> Given exercise
Copy the lines below as they are; omit the images they contain.
======
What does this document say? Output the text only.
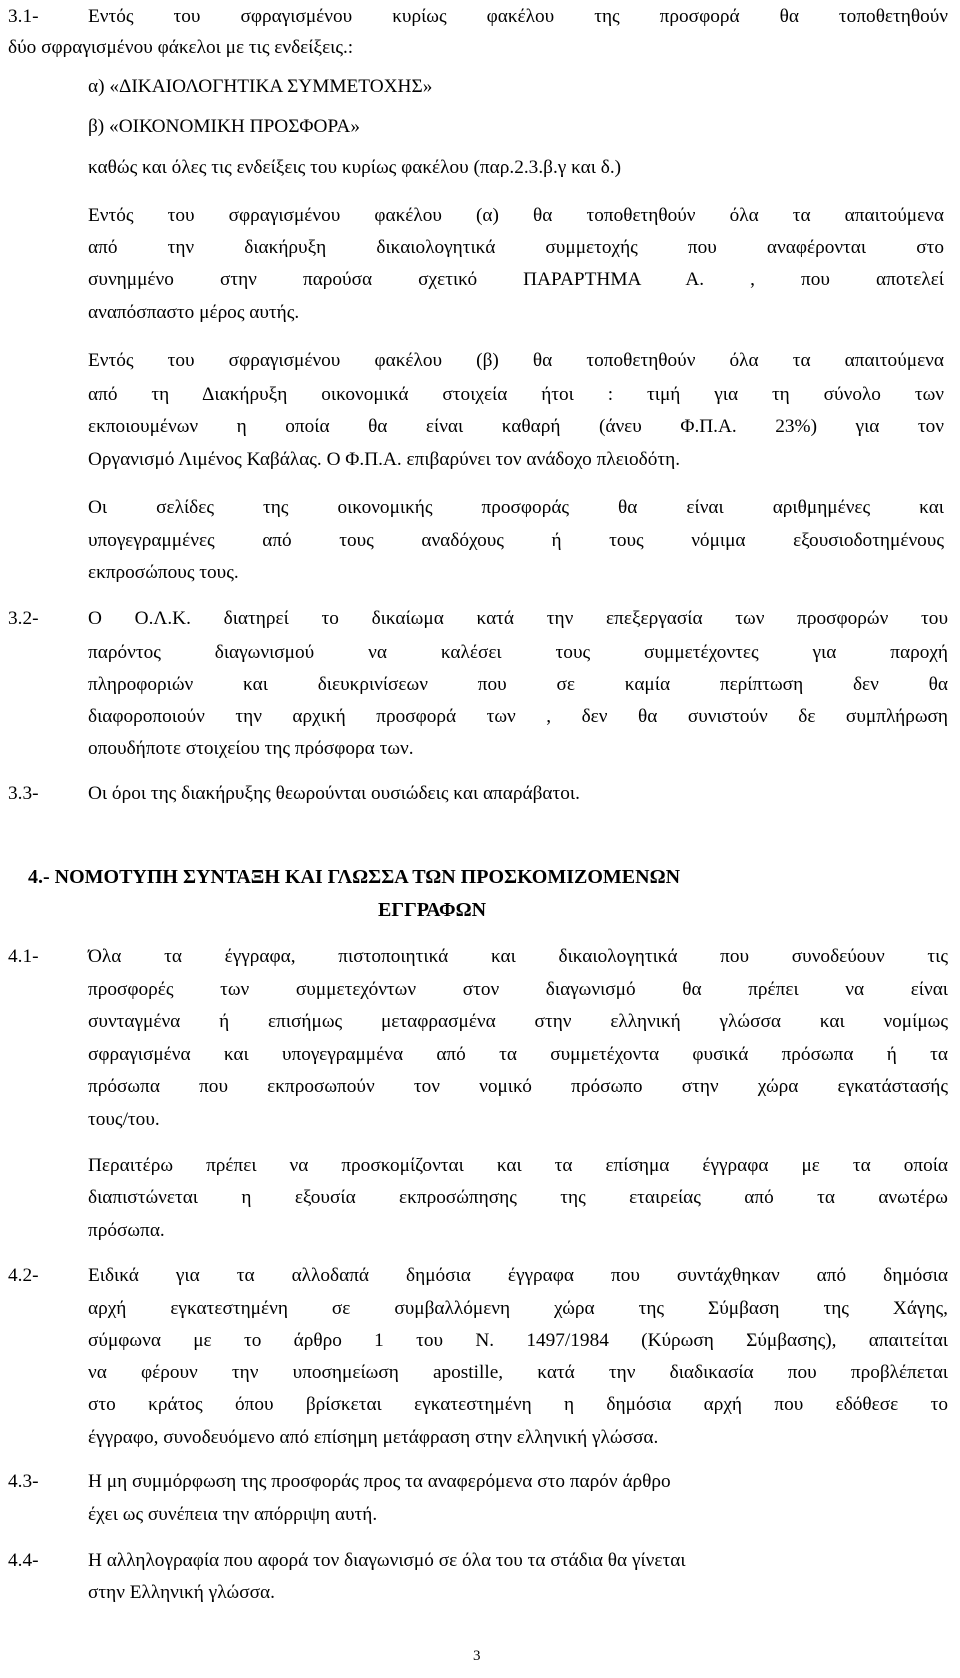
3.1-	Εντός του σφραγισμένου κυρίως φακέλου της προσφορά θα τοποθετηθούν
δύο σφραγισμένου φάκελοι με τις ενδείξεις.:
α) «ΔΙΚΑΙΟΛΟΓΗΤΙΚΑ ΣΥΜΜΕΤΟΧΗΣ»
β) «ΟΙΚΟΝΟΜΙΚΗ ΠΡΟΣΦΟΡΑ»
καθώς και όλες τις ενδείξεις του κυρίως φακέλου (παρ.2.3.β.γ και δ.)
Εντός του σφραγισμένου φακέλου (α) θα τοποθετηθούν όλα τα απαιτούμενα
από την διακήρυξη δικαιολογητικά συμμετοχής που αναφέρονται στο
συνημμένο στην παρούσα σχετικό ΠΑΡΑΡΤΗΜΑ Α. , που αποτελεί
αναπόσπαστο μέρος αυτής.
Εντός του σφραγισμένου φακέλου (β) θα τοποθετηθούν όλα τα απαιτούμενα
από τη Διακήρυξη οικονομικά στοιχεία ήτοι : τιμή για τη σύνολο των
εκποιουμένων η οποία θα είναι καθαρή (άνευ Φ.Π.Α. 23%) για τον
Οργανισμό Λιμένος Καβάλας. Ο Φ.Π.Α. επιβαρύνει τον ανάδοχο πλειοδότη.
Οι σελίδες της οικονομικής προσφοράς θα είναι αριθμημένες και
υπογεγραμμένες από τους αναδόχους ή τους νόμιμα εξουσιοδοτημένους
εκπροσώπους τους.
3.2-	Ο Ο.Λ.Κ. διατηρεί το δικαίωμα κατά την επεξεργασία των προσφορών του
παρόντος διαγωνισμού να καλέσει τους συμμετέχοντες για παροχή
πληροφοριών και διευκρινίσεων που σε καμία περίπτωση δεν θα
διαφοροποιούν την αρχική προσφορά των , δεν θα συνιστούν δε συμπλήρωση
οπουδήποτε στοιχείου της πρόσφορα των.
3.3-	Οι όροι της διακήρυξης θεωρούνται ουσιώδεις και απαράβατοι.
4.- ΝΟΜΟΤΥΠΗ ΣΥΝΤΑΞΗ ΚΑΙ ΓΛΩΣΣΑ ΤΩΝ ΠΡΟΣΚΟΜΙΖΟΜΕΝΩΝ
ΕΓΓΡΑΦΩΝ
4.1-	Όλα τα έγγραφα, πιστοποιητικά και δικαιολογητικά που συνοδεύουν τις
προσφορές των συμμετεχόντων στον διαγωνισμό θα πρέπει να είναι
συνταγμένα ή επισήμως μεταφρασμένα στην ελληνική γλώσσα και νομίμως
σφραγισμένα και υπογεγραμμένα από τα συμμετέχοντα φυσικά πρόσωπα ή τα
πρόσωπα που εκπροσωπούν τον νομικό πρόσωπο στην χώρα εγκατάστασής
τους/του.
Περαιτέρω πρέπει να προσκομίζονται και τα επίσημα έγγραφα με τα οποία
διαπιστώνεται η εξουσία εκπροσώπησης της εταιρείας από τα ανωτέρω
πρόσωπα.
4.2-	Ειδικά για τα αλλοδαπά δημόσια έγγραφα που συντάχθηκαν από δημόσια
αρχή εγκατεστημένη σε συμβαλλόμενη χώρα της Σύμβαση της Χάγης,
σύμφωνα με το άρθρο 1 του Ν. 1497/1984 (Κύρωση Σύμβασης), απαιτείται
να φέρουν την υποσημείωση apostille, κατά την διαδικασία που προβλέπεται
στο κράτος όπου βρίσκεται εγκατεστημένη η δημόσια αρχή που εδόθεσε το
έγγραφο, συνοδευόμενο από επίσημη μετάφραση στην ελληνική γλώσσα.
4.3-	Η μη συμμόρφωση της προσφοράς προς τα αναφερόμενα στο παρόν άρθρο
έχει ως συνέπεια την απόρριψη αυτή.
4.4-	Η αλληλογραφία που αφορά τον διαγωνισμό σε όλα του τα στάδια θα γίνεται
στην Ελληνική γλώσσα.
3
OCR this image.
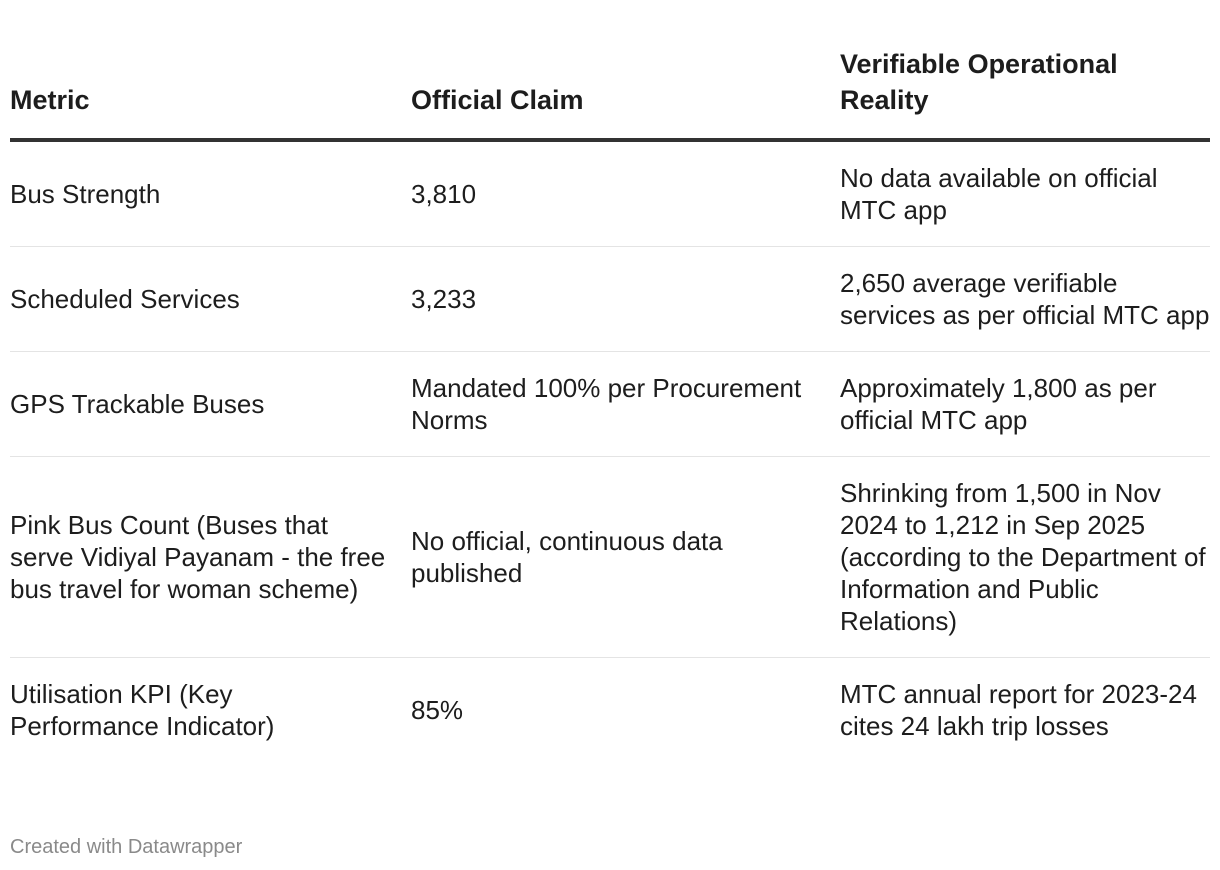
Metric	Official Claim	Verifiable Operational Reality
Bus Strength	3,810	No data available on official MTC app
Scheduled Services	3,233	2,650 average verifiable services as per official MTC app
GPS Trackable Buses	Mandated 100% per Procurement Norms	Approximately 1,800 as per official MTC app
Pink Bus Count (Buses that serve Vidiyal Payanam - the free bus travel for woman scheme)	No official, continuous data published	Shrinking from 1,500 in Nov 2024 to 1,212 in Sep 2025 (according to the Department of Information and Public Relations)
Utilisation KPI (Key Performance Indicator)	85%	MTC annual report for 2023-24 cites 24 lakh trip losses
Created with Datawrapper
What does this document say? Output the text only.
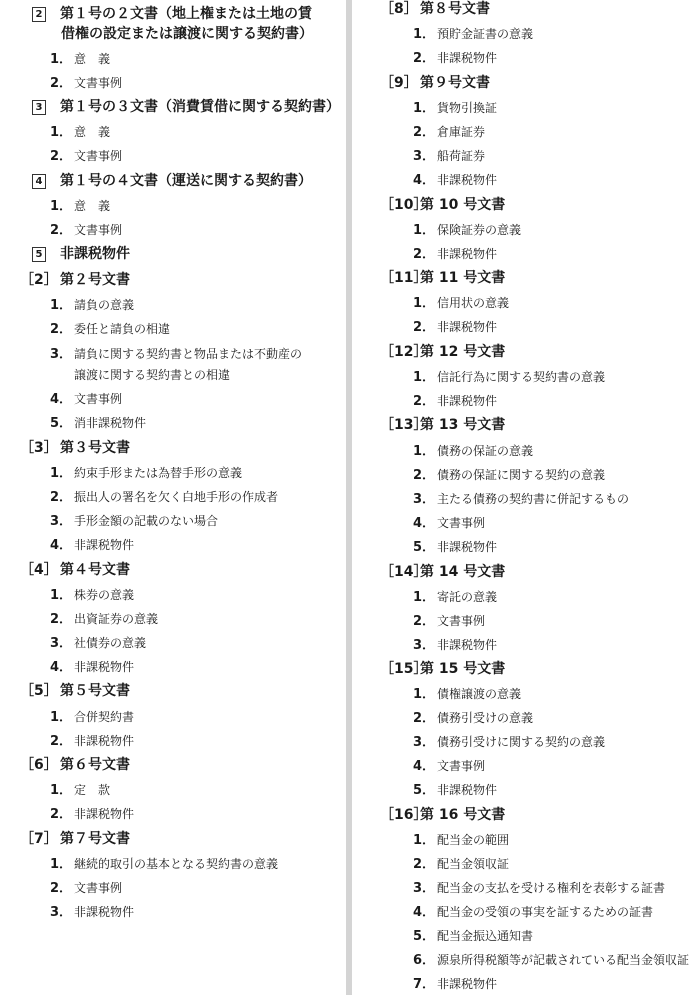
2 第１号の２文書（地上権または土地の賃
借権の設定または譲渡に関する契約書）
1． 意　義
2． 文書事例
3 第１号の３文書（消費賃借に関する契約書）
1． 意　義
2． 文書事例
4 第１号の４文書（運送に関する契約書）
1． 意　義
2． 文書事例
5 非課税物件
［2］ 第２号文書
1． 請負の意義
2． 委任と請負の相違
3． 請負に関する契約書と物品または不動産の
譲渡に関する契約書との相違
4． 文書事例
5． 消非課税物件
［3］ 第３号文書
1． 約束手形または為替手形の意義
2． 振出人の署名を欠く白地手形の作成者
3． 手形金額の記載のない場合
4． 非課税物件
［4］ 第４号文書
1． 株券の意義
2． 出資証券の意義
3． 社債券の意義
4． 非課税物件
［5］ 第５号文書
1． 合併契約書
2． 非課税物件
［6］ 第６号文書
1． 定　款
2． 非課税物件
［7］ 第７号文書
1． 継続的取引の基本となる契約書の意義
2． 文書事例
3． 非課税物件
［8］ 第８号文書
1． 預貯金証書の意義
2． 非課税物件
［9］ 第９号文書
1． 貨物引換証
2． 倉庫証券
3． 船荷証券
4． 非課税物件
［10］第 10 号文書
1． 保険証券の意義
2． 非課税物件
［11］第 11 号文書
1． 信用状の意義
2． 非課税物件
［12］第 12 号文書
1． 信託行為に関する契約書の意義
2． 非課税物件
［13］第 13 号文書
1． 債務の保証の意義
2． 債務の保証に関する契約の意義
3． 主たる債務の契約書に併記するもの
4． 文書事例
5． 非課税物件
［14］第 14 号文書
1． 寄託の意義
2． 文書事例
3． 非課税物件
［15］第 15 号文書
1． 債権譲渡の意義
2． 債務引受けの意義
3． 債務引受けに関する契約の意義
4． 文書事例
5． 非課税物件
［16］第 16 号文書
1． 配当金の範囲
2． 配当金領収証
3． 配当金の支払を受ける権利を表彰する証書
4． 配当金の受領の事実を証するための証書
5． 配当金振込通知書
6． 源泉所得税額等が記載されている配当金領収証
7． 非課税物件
======
> Solution to the exercise
What does this document say? Output the text only.
3.1-	Εντός του σφραγισμένου κυρίως φακέλου της προσφορά θα τοποθετηθούν
δύο σφραγισμένου φάκελοι με τις ενδείξεις.:
α) «ΔΙΚΑΙΟΛΟΓΗΤΙΚΑ ΣΥΜΜΕΤΟΧΗΣ»
β) «ΟΙΚΟΝΟΜΙΚΗ ΠΡΟΣΦΟΡΑ»
καθώς και όλες τις ενδείξεις του κυρίως φακέλου (παρ.2.3.β.γ και δ.)
Εντός του σφραγισμένου φακέλου (α) θα τοποθετηθούν όλα τα απαιτούμενα
από την διακήρυξη δικαιολογητικά συμμετοχής που αναφέρονται στο
συνημμένο στην παρούσα σχετικό ΠΑΡΑΡΤΗΜΑ Α. , που αποτελεί
αναπόσπαστο μέρος αυτής.
Εντός του σφραγισμένου φακέλου (β) θα τοποθετηθούν όλα τα απαιτούμενα
από τη Διακήρυξη οικονομικά στοιχεία ήτοι : τιμή για τη σύνολο των
εκποιουμένων η οποία θα είναι καθαρή (άνευ Φ.Π.Α. 23%) για τον
Οργανισμό Λιμένος Καβάλας. Ο Φ.Π.Α. επιβαρύνει τον ανάδοχο πλειοδότη.
Οι σελίδες της οικονομικής προσφοράς θα είναι αριθμημένες και
υπογεγραμμένες από τους αναδόχους ή τους νόμιμα εξουσιοδοτημένους
εκπροσώπους τους.
3.2-	Ο Ο.Λ.Κ. διατηρεί το δικαίωμα κατά την επεξεργασία των προσφορών του
παρόντος διαγωνισμού να καλέσει τους συμμετέχοντες για παροχή
πληροφοριών και διευκρινίσεων που σε καμία περίπτωση δεν θα
διαφοροποιούν την αρχική προσφορά των , δεν θα συνιστούν δε συμπλήρωση
οπουδήποτε στοιχείου της πρόσφορα των.
3.3-	Οι όροι της διακήρυξης θεωρούνται ουσιώδεις και απαράβατοι.
4.- ΝΟΜΟΤΥΠΗ ΣΥΝΤΑΞΗ ΚΑΙ ΓΛΩΣΣΑ ΤΩΝ ΠΡΟΣΚΟΜΙΖΟΜΕΝΩΝ
ΕΓΓΡΑΦΩΝ
4.1-	Όλα τα έγγραφα, πιστοποιητικά και δικαιολογητικά που συνοδεύουν τις
προσφορές των συμμετεχόντων στον διαγωνισμό θα πρέπει να είναι
συνταγμένα ή επισήμως μεταφρασμένα στην ελληνική γλώσσα και νομίμως
σφραγισμένα και υπογεγραμμένα από τα συμμετέχοντα φυσικά πρόσωπα ή τα
πρόσωπα που εκπροσωπούν τον νομικό πρόσωπο στην χώρα εγκατάστασής
τους/του.
Περαιτέρω πρέπει να προσκομίζονται και τα επίσημα έγγραφα με τα οποία
διαπιστώνεται η εξουσία εκπροσώπησης της εταιρείας από τα ανωτέρω
πρόσωπα.
4.2-	Ειδικά για τα αλλοδαπά δημόσια έγγραφα που συντάχθηκαν από δημόσια
αρχή εγκατεστημένη σε συμβαλλόμενη χώρα της Σύμβαση της Χάγης,
σύμφωνα με το άρθρο 1 του Ν. 1497/1984 (Κύρωση Σύμβασης), απαιτείται
να φέρουν την υποσημείωση apostille, κατά την διαδικασία που προβλέπεται
στο κράτος όπου βρίσκεται εγκατεστημένη η δημόσια αρχή που εδόθεσε το
έγγραφο, συνοδευόμενο από επίσημη μετάφραση στην ελληνική γλώσσα.
4.3-	Η μη συμμόρφωση της προσφοράς προς τα αναφερόμενα στο παρόν άρθρο
έχει ως συνέπεια την απόρριψη αυτή.
4.4-	Η αλληλογραφία που αφορά τον διαγωνισμό σε όλα του τα στάδια θα γίνεται
στην Ελληνική γλώσσα.
3
OCR this image.
Metric	Official Claim	Verifiable Operational Reality
Bus Strength	3,810	No data available on official MTC app
Scheduled Services	3,233	2,650 average verifiable services as per official MTC app
GPS Trackable Buses	Mandated 100% per Procurement Norms	Approximately 1,800 as per official MTC app
Pink Bus Count (Buses that serve Vidiyal Payanam - the free bus travel for woman scheme)	No official, continuous data published	Shrinking from 1,500 in Nov 2024 to 1,212 in Sep 2025 (according to the Department of Information and Public Relations)
Utilisation KPI (Key Performance Indicator)	85%	MTC annual report for 2023-24 cites 24 lakh trip losses
Created with Datawrapper
What does this document say? Output the text only.
2 第１号の２文書（地上権または土地の賃
借権の設定または譲渡に関する契約書）
1． 意　義
2． 文書事例
3 第１号の３文書（消費賃借に関する契約書）
1． 意　義
2． 文書事例
4 第１号の４文書（運送に関する契約書）
1． 意　義
2． 文書事例
5 非課税物件
［2］ 第２号文書
1． 請負の意義
2． 委任と請負の相違
3． 請負に関する契約書と物品または不動産の
譲渡に関する契約書との相違
4． 文書事例
5． 消非課税物件
［3］ 第３号文書
1． 約束手形または為替手形の意義
2． 振出人の署名を欠く白地手形の作成者
3． 手形金額の記載のない場合
4． 非課税物件
［4］ 第４号文書
1． 株券の意義
2． 出資証券の意義
3． 社債券の意義
4． 非課税物件
［5］ 第５号文書
1． 合併契約書
2． 非課税物件
［6］ 第６号文書
1． 定　款
2． 非課税物件
［7］ 第７号文書
1． 継続的取引の基本となる契約書の意義
2． 文書事例
3． 非課税物件
［8］ 第８号文書
1． 預貯金証書の意義
2． 非課税物件
［9］ 第９号文書
1． 貨物引換証
2． 倉庫証券
3． 船荷証券
4． 非課税物件
［10］第 10 号文書
1． 保険証券の意義
2． 非課税物件
［11］第 11 号文書
1． 信用状の意義
2． 非課税物件
［12］第 12 号文書
1． 信託行為に関する契約書の意義
2． 非課税物件
［13］第 13 号文書
1． 債務の保証の意義
2． 債務の保証に関する契約の意義
3． 主たる債務の契約書に併記するもの
4． 文書事例
5． 非課税物件
［14］第 14 号文書
1． 寄託の意義
2． 文書事例
3． 非課税物件
［15］第 15 号文書
1． 債権譲渡の意義
2． 債務引受けの意義
3． 債務引受けに関する契約の意義
4． 文書事例
5． 非課税物件
［16］第 16 号文書
1． 配当金の範囲
2． 配当金領収証
3． 配当金の支払を受ける権利を表彰する証書
4． 配当金の受領の事実を証するための証書
5． 配当金振込通知書
6． 源泉所得税額等が記載されている配当金領収証
7． 非課税物件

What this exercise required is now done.